SET TASK: Your task is to print every entry below exactly as given.

Saved entries:
□ □ □ □
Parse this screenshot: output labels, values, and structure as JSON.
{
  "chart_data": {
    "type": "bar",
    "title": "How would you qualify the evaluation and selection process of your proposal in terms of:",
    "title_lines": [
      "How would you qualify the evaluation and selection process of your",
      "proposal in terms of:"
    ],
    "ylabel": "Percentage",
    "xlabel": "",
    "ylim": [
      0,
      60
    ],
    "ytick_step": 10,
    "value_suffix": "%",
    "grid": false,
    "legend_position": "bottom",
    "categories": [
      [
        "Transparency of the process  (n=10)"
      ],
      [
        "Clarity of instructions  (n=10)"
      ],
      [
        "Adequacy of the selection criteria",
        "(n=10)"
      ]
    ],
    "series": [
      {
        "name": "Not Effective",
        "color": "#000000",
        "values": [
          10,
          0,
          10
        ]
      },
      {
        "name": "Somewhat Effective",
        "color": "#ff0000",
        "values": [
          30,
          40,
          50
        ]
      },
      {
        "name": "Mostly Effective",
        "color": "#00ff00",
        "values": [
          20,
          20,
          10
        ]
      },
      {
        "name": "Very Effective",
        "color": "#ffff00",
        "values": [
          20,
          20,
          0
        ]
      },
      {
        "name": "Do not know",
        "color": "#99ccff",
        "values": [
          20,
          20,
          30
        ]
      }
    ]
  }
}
□ □ □ □
ANSWER FOR THIS EXERCISE:
Parse this screenshot: output labels, values, and structure as JSON.
{
  "chart_data": {
    "type": "bar",
    "title": "How would you qualify the evaluation and selection process of your proposal in terms of:",
    "title_lines": [
      "How would you qualify the evaluation and selection process of your",
      "proposal in terms of:"
    ],
    "ylabel": "Percentage",
    "xlabel": "",
    "ylim": [
      0,
      60
    ],
    "ytick_step": 10,
    "value_suffix": "%",
    "grid": false,
    "legend_position": "bottom",
    "categories": [
      [
        "Transparency of the process  (n=10)"
      ],
      [
        "Clarity of instructions  (n=10)"
      ],
      [
        "Adequacy of the selection criteria",
        "(n=10)"
      ]
    ],
    "series": [
      {
        "name": "Not Effective",
        "color": "#000000",
        "values": [
          10,
          0,
          10
        ]
      },
      {
        "name": "Somewhat Effective",
        "color": "#ff0000",
        "values": [
          30,
          40,
          50
        ]
      },
      {
        "name": "Mostly Effective",
        "color": "#00ff00",
        "values": [
          20,
          20,
          10
        ]
      },
      {
        "name": "Very Effective",
        "color": "#ffff00",
        "values": [
          20,
          20,
          0
        ]
      },
      {
        "name": "Do not know",
        "color": "#99ccff",
        "values": [
          20,
          20,
          30
        ]
      }
    ]
  }
}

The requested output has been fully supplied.